• AIM OF THE TASK:
Where a line holds the string "document", return that line.
▶
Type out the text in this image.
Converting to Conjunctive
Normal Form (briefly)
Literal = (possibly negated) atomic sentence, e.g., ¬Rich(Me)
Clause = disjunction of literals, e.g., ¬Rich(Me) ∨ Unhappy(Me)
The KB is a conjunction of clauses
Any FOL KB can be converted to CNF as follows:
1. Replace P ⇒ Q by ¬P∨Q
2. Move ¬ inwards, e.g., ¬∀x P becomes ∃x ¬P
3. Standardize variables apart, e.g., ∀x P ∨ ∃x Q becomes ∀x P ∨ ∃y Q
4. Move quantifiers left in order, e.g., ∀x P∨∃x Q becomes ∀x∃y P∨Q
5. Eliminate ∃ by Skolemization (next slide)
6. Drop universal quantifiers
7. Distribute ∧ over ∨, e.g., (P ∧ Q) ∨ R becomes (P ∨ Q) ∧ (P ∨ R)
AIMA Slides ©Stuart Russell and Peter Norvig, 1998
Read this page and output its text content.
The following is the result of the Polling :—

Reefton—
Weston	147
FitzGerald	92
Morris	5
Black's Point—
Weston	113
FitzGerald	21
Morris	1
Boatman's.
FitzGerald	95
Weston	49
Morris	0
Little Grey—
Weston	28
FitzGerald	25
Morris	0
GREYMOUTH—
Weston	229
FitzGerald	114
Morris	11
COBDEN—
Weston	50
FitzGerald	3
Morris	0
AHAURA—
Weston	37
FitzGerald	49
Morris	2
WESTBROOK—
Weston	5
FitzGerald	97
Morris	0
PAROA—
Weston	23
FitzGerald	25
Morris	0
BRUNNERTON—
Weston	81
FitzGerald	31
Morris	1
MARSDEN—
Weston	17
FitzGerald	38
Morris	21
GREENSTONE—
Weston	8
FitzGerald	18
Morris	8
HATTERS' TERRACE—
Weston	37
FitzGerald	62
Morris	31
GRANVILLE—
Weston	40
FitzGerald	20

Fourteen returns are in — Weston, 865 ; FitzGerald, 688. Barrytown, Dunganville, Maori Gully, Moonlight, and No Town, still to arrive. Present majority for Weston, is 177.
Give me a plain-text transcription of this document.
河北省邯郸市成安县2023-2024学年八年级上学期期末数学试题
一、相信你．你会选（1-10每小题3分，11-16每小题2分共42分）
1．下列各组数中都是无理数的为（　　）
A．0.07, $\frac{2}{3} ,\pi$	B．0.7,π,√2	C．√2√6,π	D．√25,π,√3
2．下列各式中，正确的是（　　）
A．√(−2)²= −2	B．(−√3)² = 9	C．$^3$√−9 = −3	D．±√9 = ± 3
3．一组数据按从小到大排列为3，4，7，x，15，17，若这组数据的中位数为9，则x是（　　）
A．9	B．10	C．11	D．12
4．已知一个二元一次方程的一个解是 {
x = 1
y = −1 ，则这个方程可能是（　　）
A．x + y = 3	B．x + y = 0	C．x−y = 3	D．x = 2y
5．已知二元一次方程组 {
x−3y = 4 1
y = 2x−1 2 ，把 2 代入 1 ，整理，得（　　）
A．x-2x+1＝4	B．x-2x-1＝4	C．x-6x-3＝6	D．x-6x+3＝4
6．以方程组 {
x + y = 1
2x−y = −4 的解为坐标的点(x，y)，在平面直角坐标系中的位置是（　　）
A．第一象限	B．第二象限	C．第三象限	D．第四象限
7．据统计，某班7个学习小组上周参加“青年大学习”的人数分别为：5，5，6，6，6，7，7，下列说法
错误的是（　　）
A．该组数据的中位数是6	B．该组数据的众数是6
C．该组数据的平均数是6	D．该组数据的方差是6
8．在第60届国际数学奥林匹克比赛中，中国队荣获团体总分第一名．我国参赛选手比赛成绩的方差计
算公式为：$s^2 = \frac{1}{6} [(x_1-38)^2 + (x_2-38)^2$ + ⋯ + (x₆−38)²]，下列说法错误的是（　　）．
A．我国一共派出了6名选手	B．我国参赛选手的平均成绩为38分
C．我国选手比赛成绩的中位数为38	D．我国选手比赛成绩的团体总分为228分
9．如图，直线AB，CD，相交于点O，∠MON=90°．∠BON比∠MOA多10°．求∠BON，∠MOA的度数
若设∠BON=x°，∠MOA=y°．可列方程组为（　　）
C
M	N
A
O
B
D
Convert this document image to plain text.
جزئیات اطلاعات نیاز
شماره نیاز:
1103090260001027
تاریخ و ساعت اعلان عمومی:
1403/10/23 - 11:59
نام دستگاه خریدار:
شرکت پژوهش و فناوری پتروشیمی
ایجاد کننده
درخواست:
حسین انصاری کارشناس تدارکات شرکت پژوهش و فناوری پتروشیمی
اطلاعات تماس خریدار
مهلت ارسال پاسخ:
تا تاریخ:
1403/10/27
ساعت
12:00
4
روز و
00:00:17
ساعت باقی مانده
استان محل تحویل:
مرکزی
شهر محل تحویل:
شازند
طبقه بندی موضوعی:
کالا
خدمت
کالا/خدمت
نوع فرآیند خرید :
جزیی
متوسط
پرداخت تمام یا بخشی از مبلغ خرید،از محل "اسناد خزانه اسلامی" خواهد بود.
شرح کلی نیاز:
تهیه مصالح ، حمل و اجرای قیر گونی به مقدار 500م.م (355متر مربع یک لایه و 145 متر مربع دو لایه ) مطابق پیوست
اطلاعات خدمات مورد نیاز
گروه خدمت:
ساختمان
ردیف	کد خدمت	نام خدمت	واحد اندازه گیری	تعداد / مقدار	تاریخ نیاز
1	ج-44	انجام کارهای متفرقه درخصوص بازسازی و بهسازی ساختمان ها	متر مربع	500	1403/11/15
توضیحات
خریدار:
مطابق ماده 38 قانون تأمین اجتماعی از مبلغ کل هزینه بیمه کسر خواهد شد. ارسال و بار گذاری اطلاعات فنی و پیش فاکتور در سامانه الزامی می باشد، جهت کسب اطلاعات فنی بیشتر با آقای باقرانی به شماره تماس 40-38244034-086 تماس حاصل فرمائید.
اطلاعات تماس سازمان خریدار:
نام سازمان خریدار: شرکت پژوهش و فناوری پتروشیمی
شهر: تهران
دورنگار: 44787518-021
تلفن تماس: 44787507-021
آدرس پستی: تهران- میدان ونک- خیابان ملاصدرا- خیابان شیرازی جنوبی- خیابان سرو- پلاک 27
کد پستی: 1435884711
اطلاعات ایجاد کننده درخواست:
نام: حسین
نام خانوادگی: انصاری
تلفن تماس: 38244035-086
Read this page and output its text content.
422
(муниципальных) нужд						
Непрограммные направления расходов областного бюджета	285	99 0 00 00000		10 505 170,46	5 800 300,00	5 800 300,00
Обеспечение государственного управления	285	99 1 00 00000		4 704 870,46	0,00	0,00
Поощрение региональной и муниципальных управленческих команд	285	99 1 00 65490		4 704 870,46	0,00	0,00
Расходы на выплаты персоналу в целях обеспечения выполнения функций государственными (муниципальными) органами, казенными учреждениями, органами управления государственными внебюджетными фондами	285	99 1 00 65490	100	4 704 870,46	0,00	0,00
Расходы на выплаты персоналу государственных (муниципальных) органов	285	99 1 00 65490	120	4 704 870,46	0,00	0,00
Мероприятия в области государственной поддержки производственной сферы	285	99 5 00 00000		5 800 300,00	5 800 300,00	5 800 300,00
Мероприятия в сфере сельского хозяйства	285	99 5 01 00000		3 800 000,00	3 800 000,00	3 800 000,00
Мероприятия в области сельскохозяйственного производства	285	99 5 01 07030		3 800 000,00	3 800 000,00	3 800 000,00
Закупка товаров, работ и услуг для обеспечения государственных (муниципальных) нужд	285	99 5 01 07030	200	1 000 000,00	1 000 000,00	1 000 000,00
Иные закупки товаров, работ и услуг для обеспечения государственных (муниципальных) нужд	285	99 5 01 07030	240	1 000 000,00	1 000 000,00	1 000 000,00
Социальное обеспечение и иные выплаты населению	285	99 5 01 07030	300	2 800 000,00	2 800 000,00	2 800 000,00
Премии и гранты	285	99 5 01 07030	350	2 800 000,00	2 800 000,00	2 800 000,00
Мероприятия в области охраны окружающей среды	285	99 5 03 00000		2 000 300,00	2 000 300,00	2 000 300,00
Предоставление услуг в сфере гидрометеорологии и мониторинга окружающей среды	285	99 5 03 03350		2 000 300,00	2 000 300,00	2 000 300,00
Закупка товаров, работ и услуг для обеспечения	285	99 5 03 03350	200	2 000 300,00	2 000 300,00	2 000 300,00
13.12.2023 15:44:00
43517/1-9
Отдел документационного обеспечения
◀
• FINAL RESULT:
Give me a plain-text transcription of this document.
Convert this document image to plain text.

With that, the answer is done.